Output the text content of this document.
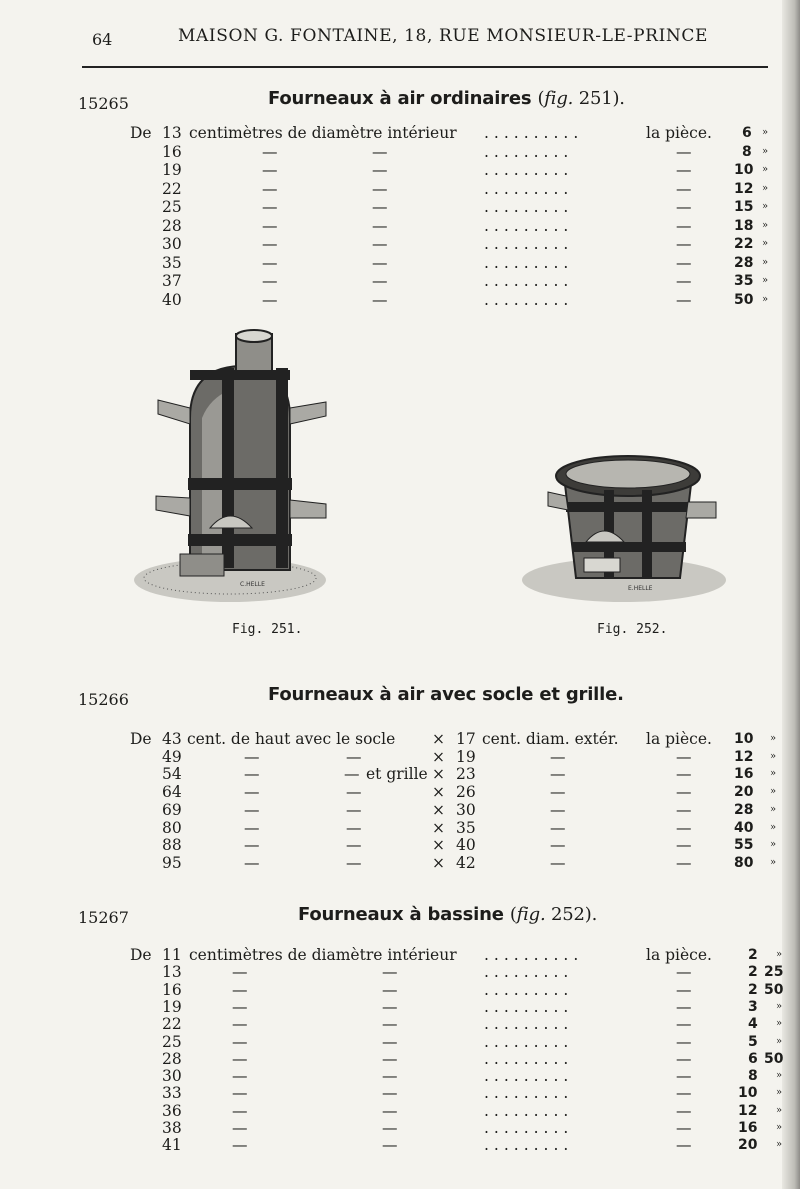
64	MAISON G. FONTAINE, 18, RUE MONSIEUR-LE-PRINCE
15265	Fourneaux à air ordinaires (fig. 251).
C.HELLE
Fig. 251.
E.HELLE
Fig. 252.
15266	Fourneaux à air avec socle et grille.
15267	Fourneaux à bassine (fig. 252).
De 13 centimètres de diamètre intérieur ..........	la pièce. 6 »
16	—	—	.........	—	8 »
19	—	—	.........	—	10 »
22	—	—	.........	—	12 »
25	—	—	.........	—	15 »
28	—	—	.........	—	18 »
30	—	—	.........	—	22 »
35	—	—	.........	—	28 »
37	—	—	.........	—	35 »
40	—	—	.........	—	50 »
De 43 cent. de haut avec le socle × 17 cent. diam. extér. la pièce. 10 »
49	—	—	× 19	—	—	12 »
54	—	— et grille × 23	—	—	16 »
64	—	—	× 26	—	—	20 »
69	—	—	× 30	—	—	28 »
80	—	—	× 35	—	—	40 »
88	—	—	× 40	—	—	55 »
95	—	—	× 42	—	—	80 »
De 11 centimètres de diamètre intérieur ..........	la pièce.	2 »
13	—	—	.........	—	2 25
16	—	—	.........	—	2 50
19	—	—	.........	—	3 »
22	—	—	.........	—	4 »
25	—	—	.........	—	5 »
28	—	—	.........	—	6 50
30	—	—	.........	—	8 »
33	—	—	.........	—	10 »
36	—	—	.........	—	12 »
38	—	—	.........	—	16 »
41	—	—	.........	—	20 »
++++++++++++++++++++
- STATED PROBLEM -
Print the complete listing exactly, apart from any pictures.

- EXERCISE SOLUTION -
Output the text content of this document.
64	MAISON G. FONTAINE, 18, RUE MONSIEUR-LE-PRINCE
15265	Fourneaux à air ordinaires (fig. 251).
C.HELLE
Fig. 251.
E.HELLE
Fig. 252.
15266	Fourneaux à air avec socle et grille.
15267	Fourneaux à bassine (fig. 252).
De 13 centimètres de diamètre intérieur ..........	la pièce. 6 »
16	—	—	.........	—	8 »
19	—	—	.........	—	10 »
22	—	—	.........	—	12 »
25	—	—	.........	—	15 »
28	—	—	.........	—	18 »
30	—	—	.........	—	22 »
35	—	—	.........	—	28 »
37	—	—	.........	—	35 »
40	—	—	.........	—	50 »
De 43 cent. de haut avec le socle × 17 cent. diam. extér. la pièce. 10 »
49	—	—	× 19	—	—	12 »
54	—	— et grille × 23	—	—	16 »
64	—	—	× 26	—	—	20 »
69	—	—	× 30	—	—	28 »
80	—	—	× 35	—	—	40 »
88	—	—	× 40	—	—	55 »
95	—	—	× 42	—	—	80 »
De 11 centimètres de diamètre intérieur ..........	la pièce.	2 »
13	—	—	.........	—	2 25
16	—	—	.........	—	2 50
19	—	—	.........	—	3 »
22	—	—	.........	—	4 »
25	—	—	.........	—	5 »
28	—	—	.........	—	6 50
30	—	—	.........	—	8 »
33	—	—	.........	—	10 »
36	—	—	.........	—	12 »
38	—	—	.........	—	16 »
41	—	—	.........	—	20 »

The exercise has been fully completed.